_Written exercise_
All lines from the one with "Decode this image" to the end need to be copied exactly, with nothing before them.

_Supplied information_
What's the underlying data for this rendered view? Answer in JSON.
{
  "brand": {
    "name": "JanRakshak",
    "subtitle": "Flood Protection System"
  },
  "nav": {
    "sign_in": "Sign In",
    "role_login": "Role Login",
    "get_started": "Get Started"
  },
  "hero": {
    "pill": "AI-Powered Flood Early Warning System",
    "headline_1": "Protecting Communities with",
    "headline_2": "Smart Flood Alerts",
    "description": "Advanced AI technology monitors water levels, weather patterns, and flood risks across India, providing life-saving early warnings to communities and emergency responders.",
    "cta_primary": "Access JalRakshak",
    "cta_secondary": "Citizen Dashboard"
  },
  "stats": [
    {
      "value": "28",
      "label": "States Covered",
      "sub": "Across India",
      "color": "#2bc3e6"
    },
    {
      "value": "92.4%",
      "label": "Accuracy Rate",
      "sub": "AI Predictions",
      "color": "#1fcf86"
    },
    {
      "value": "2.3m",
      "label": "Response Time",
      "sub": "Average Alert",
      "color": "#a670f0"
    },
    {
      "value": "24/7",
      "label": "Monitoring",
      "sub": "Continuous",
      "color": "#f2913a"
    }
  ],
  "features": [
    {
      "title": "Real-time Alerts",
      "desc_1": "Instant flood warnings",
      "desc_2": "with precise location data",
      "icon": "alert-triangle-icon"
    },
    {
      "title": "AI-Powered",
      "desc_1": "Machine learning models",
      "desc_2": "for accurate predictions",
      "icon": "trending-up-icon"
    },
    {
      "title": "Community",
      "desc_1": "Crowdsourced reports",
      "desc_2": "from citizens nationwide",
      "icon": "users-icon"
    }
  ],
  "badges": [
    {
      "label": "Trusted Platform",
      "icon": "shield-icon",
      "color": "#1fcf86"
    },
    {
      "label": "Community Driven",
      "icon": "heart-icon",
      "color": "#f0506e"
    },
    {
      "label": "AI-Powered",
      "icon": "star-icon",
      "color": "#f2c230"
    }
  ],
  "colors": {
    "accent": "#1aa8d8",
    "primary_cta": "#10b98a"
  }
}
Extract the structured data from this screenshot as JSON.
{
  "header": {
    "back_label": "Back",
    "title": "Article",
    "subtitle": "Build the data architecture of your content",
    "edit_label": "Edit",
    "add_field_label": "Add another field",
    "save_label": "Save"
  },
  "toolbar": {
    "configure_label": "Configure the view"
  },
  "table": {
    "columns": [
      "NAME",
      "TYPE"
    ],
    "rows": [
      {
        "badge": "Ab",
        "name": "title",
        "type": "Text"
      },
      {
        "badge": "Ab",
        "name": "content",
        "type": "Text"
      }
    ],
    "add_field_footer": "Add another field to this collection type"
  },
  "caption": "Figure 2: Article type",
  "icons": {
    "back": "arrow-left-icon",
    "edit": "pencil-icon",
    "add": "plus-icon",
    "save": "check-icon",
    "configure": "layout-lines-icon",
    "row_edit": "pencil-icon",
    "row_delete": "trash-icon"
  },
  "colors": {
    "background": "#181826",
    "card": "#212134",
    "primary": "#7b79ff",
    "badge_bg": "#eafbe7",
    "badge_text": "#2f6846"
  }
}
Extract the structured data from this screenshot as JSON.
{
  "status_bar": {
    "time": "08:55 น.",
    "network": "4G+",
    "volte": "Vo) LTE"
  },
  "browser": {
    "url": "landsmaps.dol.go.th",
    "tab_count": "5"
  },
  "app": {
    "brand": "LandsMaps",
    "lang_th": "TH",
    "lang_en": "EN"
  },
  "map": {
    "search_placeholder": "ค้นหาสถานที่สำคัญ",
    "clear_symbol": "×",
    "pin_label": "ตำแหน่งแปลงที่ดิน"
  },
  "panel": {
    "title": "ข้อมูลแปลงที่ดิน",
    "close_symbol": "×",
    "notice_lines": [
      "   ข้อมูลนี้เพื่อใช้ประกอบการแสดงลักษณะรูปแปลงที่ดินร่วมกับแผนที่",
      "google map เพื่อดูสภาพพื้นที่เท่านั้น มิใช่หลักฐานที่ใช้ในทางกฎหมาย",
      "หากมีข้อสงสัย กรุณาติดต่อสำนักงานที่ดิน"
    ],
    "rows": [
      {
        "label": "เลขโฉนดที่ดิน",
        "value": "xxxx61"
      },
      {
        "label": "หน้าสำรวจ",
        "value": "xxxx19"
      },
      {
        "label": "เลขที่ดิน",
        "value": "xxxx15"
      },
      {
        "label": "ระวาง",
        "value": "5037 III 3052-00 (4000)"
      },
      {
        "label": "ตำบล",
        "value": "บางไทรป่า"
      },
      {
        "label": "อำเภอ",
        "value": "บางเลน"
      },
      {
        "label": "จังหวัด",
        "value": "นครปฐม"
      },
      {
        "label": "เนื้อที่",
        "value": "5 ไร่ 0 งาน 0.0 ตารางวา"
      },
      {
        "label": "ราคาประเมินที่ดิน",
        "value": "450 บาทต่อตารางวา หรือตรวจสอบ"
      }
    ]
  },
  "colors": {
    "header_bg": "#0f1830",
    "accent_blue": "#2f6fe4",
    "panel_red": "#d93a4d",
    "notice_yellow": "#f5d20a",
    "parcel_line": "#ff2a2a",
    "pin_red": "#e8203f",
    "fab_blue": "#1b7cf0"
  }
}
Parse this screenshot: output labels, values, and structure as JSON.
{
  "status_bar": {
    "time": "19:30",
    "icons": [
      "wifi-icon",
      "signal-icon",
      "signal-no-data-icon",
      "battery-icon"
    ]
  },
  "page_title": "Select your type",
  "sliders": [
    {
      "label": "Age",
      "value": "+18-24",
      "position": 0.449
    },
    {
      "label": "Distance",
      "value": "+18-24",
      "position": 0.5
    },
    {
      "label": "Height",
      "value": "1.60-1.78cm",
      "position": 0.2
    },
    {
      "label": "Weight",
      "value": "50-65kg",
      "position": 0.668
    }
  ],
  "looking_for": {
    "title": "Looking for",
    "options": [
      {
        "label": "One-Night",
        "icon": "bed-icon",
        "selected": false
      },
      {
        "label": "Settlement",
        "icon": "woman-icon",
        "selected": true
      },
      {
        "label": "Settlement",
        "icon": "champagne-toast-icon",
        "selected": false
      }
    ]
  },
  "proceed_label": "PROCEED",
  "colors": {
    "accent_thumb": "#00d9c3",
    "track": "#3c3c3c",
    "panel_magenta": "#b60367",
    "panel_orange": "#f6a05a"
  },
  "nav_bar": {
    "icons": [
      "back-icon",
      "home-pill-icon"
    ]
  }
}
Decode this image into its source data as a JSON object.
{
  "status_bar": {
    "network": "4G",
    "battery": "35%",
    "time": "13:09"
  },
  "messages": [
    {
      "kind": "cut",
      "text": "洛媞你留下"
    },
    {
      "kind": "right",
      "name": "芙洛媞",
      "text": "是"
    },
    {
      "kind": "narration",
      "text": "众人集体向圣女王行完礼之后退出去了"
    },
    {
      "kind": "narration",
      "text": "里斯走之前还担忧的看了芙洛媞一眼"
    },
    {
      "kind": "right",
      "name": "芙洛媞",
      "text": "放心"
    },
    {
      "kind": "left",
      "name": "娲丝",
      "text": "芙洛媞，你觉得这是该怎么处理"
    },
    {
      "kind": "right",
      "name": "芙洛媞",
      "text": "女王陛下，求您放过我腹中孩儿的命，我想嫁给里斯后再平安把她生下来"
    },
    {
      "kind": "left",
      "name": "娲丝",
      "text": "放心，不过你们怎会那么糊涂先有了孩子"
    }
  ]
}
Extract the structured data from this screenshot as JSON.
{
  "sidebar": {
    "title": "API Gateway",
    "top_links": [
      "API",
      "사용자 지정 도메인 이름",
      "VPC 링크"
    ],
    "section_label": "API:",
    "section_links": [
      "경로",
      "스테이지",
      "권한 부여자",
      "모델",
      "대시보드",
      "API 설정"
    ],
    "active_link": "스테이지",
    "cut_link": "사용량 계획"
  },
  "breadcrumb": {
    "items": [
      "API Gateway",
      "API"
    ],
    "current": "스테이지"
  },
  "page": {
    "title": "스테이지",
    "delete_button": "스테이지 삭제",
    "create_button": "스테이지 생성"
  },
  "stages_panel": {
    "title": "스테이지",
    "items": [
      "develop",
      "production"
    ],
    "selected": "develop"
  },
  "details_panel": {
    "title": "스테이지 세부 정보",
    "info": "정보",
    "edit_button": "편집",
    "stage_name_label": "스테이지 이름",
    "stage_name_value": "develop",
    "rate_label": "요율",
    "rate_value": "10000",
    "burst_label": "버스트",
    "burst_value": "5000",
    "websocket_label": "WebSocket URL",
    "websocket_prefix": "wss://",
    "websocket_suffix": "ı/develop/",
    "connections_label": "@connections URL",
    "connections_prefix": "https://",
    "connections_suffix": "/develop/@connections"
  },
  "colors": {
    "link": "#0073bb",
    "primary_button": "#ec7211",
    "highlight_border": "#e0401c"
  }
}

_Response below_
Decode this image into its source data as a JSON object.
{
  "status_bar": {
    "network": "4G",
    "battery": "35%",
    "time": "13:09"
  },
  "messages": [
    {
      "kind": "cut",
      "text": "洛媞你留下"
    },
    {
      "kind": "right",
      "name": "芙洛媞",
      "text": "是"
    },
    {
      "kind": "narration",
      "text": "众人集体向圣女王行完礼之后退出去了"
    },
    {
      "kind": "narration",
      "text": "里斯走之前还担忧的看了芙洛媞一眼"
    },
    {
      "kind": "right",
      "name": "芙洛媞",
      "text": "放心"
    },
    {
      "kind": "left",
      "name": "娲丝",
      "text": "芙洛媞，你觉得这是该怎么处理"
    },
    {
      "kind": "right",
      "name": "芙洛媞",
      "text": "女王陛下，求您放过我腹中孩儿的命，我想嫁给里斯后再平安把她生下来"
    },
    {
      "kind": "left",
      "name": "娲丝",
      "text": "放心，不过你们怎会那么糊涂先有了孩子"
    }
  ]
}
Extract the structured data from this screenshot as JSON.
{
  "sidebar": {
    "title": "API Gateway",
    "top_links": [
      "API",
      "사용자 지정 도메인 이름",
      "VPC 링크"
    ],
    "section_label": "API:",
    "section_links": [
      "경로",
      "스테이지",
      "권한 부여자",
      "모델",
      "대시보드",
      "API 설정"
    ],
    "active_link": "스테이지",
    "cut_link": "사용량 계획"
  },
  "breadcrumb": {
    "items": [
      "API Gateway",
      "API"
    ],
    "current": "스테이지"
  },
  "page": {
    "title": "스테이지",
    "delete_button": "스테이지 삭제",
    "create_button": "스테이지 생성"
  },
  "stages_panel": {
    "title": "스테이지",
    "items": [
      "develop",
      "production"
    ],
    "selected": "develop"
  },
  "details_panel": {
    "title": "스테이지 세부 정보",
    "info": "정보",
    "edit_button": "편집",
    "stage_name_label": "스테이지 이름",
    "stage_name_value": "develop",
    "rate_label": "요율",
    "rate_value": "10000",
    "burst_label": "버스트",
    "burst_value": "5000",
    "websocket_label": "WebSocket URL",
    "websocket_prefix": "wss://",
    "websocket_suffix": "ı/develop/",
    "connections_label": "@connections URL",
    "connections_prefix": "https://",
    "connections_suffix": "/develop/@connections"
  },
  "colors": {
    "link": "#0073bb",
    "primary_button": "#ec7211",
    "highlight_border": "#e0401c"
  }
}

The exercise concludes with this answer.